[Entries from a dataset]
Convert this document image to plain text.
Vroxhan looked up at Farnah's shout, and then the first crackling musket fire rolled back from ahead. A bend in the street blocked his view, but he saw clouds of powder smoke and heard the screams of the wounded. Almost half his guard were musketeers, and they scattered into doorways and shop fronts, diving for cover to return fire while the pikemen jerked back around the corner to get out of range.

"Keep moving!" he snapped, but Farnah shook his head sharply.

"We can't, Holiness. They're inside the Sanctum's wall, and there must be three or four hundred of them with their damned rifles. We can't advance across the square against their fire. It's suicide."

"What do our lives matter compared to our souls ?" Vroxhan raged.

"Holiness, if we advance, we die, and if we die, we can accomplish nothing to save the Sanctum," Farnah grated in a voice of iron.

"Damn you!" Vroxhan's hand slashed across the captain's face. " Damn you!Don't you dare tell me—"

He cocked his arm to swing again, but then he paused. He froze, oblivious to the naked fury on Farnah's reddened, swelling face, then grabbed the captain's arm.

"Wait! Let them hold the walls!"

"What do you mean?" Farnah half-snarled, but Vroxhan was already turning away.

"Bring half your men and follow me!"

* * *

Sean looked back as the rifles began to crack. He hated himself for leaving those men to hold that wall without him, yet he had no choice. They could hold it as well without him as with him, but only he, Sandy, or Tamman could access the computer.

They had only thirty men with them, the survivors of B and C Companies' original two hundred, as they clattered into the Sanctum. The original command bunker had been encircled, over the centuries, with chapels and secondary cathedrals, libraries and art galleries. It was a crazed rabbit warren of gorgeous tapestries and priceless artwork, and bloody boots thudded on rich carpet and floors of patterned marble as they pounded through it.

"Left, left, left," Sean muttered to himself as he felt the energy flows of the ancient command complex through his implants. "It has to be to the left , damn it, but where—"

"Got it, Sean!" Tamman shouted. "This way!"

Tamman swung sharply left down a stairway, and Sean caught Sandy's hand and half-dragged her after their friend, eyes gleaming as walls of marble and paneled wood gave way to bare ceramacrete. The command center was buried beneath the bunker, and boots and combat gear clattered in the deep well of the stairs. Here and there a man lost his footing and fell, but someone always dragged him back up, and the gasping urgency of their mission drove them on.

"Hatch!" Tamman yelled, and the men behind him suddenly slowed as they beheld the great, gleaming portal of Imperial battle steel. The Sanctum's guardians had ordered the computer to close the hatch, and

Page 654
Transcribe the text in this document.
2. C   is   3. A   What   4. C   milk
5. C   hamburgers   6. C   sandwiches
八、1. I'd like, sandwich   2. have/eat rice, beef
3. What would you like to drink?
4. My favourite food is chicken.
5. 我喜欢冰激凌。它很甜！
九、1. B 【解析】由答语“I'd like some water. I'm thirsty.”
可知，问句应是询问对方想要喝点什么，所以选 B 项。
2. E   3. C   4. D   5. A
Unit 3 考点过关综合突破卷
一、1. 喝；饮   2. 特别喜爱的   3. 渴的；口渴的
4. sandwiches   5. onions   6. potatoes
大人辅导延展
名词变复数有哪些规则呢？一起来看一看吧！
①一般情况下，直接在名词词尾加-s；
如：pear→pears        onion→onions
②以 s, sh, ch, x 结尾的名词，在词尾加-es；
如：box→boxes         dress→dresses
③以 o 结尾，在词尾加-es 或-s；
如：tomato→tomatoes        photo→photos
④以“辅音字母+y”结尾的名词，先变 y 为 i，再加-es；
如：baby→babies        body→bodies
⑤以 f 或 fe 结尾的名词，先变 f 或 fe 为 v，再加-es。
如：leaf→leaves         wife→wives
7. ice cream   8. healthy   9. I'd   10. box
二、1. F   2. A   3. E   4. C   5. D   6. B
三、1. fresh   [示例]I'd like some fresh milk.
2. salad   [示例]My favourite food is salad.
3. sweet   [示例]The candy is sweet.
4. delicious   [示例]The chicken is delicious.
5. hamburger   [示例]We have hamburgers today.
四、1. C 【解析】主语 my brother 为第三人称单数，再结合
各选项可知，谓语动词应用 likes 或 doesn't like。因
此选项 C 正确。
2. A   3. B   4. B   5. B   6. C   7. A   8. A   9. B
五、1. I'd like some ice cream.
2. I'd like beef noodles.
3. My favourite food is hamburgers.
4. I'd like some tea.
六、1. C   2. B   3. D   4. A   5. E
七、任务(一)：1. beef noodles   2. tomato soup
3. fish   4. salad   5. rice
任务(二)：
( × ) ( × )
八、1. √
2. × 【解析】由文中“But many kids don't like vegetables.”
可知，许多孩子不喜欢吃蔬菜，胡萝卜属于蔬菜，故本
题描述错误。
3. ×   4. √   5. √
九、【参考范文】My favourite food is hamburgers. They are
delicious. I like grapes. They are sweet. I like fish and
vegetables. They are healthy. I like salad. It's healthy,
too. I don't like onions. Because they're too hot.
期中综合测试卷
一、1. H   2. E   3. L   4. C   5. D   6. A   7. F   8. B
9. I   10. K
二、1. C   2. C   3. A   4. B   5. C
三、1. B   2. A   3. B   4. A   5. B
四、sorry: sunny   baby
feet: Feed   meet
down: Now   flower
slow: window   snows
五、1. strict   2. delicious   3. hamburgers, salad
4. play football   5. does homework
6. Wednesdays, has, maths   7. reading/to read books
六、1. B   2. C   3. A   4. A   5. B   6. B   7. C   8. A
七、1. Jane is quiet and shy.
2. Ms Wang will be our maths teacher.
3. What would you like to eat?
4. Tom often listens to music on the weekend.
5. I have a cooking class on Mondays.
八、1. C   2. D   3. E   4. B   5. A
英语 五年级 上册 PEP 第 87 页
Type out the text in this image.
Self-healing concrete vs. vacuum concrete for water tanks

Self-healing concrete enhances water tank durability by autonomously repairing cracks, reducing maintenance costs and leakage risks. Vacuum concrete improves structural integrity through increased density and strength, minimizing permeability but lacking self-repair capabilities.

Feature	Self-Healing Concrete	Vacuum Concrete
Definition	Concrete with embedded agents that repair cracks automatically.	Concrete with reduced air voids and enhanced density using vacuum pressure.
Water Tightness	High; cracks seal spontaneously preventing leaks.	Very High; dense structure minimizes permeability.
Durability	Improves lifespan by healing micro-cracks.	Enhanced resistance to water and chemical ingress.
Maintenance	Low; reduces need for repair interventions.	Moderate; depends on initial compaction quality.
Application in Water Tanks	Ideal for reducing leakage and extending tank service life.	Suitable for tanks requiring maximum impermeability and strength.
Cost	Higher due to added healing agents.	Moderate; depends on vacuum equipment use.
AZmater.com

**Set task:**
Reproduce the complete data exactly as presented above.

**Result for this exercise:**
Convert this document image to plain text.
Vroxhan looked up at Farnah's shout, and then the first crackling musket fire rolled back from ahead. A bend in the street blocked his view, but he saw clouds of powder smoke and heard the screams of the wounded. Almost half his guard were musketeers, and they scattered into doorways and shop fronts, diving for cover to return fire while the pikemen jerked back around the corner to get out of range.

"Keep moving!" he snapped, but Farnah shook his head sharply.

"We can't, Holiness. They're inside the Sanctum's wall, and there must be three or four hundred of them with their damned rifles. We can't advance across the square against their fire. It's suicide."

"What do our lives matter compared to our souls ?" Vroxhan raged.

"Holiness, if we advance, we die, and if we die, we can accomplish nothing to save the Sanctum," Farnah grated in a voice of iron.

"Damn you!" Vroxhan's hand slashed across the captain's face. " Damn you!Don't you dare tell me—"

He cocked his arm to swing again, but then he paused. He froze, oblivious to the naked fury on Farnah's reddened, swelling face, then grabbed the captain's arm.

"Wait! Let them hold the walls!"

"What do you mean?" Farnah half-snarled, but Vroxhan was already turning away.

"Bring half your men and follow me!"

* * *

Sean looked back as the rifles began to crack. He hated himself for leaving those men to hold that wall without him, yet he had no choice. They could hold it as well without him as with him, but only he, Sandy, or Tamman could access the computer.

They had only thirty men with them, the survivors of B and C Companies' original two hundred, as they clattered into the Sanctum. The original command bunker had been encircled, over the centuries, with chapels and secondary cathedrals, libraries and art galleries. It was a crazed rabbit warren of gorgeous tapestries and priceless artwork, and bloody boots thudded on rich carpet and floors of patterned marble as they pounded through it.

"Left, left, left," Sean muttered to himself as he felt the energy flows of the ancient command complex through his implants. "It has to be to the left , damn it, but where—"

"Got it, Sean!" Tamman shouted. "This way!"

Tamman swung sharply left down a stairway, and Sean caught Sandy's hand and half-dragged her after their friend, eyes gleaming as walls of marble and paneled wood gave way to bare ceramacrete. The command center was buried beneath the bunker, and boots and combat gear clattered in the deep well of the stairs. Here and there a man lost his footing and fell, but someone always dragged him back up, and the gasping urgency of their mission drove them on.

"Hatch!" Tamman yelled, and the men behind him suddenly slowed as they beheld the great, gleaming portal of Imperial battle steel. The Sanctum's guardians had ordered the computer to close the hatch, and

Page 654
Transcribe the text in this document.
2. C   is   3. A   What   4. C   milk
5. C   hamburgers   6. C   sandwiches
八、1. I'd like, sandwich   2. have/eat rice, beef
3. What would you like to drink?
4. My favourite food is chicken.
5. 我喜欢冰激凌。它很甜！
九、1. B 【解析】由答语“I'd like some water. I'm thirsty.”
可知，问句应是询问对方想要喝点什么，所以选 B 项。
2. E   3. C   4. D   5. A
Unit 3 考点过关综合突破卷
一、1. 喝；饮   2. 特别喜爱的   3. 渴的；口渴的
4. sandwiches   5. onions   6. potatoes
大人辅导延展
名词变复数有哪些规则呢？一起来看一看吧！
①一般情况下，直接在名词词尾加-s；
如：pear→pears        onion→onions
②以 s, sh, ch, x 结尾的名词，在词尾加-es；
如：box→boxes         dress→dresses
③以 o 结尾，在词尾加-es 或-s；
如：tomato→tomatoes        photo→photos
④以“辅音字母+y”结尾的名词，先变 y 为 i，再加-es；
如：baby→babies        body→bodies
⑤以 f 或 fe 结尾的名词，先变 f 或 fe 为 v，再加-es。
如：leaf→leaves         wife→wives
7. ice cream   8. healthy   9. I'd   10. box
二、1. F   2. A   3. E   4. C   5. D   6. B
三、1. fresh   [示例]I'd like some fresh milk.
2. salad   [示例]My favourite food is salad.
3. sweet   [示例]The candy is sweet.
4. delicious   [示例]The chicken is delicious.
5. hamburger   [示例]We have hamburgers today.
四、1. C 【解析】主语 my brother 为第三人称单数，再结合
各选项可知，谓语动词应用 likes 或 doesn't like。因
此选项 C 正确。
2. A   3. B   4. B   5. B   6. C   7. A   8. A   9. B
五、1. I'd like some ice cream.
2. I'd like beef noodles.
3. My favourite food is hamburgers.
4. I'd like some tea.
六、1. C   2. B   3. D   4. A   5. E
七、任务(一)：1. beef noodles   2. tomato soup
3. fish   4. salad   5. rice
任务(二)：
( × ) ( × )
八、1. √
2. × 【解析】由文中“But many kids don't like vegetables.”
可知，许多孩子不喜欢吃蔬菜，胡萝卜属于蔬菜，故本
题描述错误。
3. ×   4. √   5. √
九、【参考范文】My favourite food is hamburgers. They are
delicious. I like grapes. They are sweet. I like fish and
vegetables. They are healthy. I like salad. It's healthy,
too. I don't like onions. Because they're too hot.
期中综合测试卷
一、1. H   2. E   3. L   4. C   5. D   6. A   7. F   8. B
9. I   10. K
二、1. C   2. C   3. A   4. B   5. C
三、1. B   2. A   3. B   4. A   5. B
四、sorry: sunny   baby
feet: Feed   meet
down: Now   flower
slow: window   snows
五、1. strict   2. delicious   3. hamburgers, salad
4. play football   5. does homework
6. Wednesdays, has, maths   7. reading/to read books
六、1. B   2. C   3. A   4. A   5. B   6. B   7. C   8. A
七、1. Jane is quiet and shy.
2. Ms Wang will be our maths teacher.
3. What would you like to eat?
4. Tom often listens to music on the weekend.
5. I have a cooking class on Mondays.
八、1. C   2. D   3. E   4. B   5. A
英语 五年级 上册 PEP 第 87 页
Type out the text in this image.
Self-healing concrete vs. vacuum concrete for water tanks

Self-healing concrete enhances water tank durability by autonomously repairing cracks, reducing maintenance costs and leakage risks. Vacuum concrete improves structural integrity through increased density and strength, minimizing permeability but lacking self-repair capabilities.

Feature	Self-Healing Concrete	Vacuum Concrete
Definition	Concrete with embedded agents that repair cracks automatically.	Concrete with reduced air voids and enhanced density using vacuum pressure.
Water Tightness	High; cracks seal spontaneously preventing leaks.	Very High; dense structure minimizes permeability.
Durability	Improves lifespan by healing micro-cracks.	Enhanced resistance to water and chemical ingress.
Maintenance	Low; reduces need for repair interventions.	Moderate; depends on initial compaction quality.
Application in Water Tanks	Ideal for reducing leakage and extending tank service life.	Suitable for tanks requiring maximum impermeability and strength.
Cost	Higher due to added healing agents.	Moderate; depends on vacuum equipment use.
AZmater.com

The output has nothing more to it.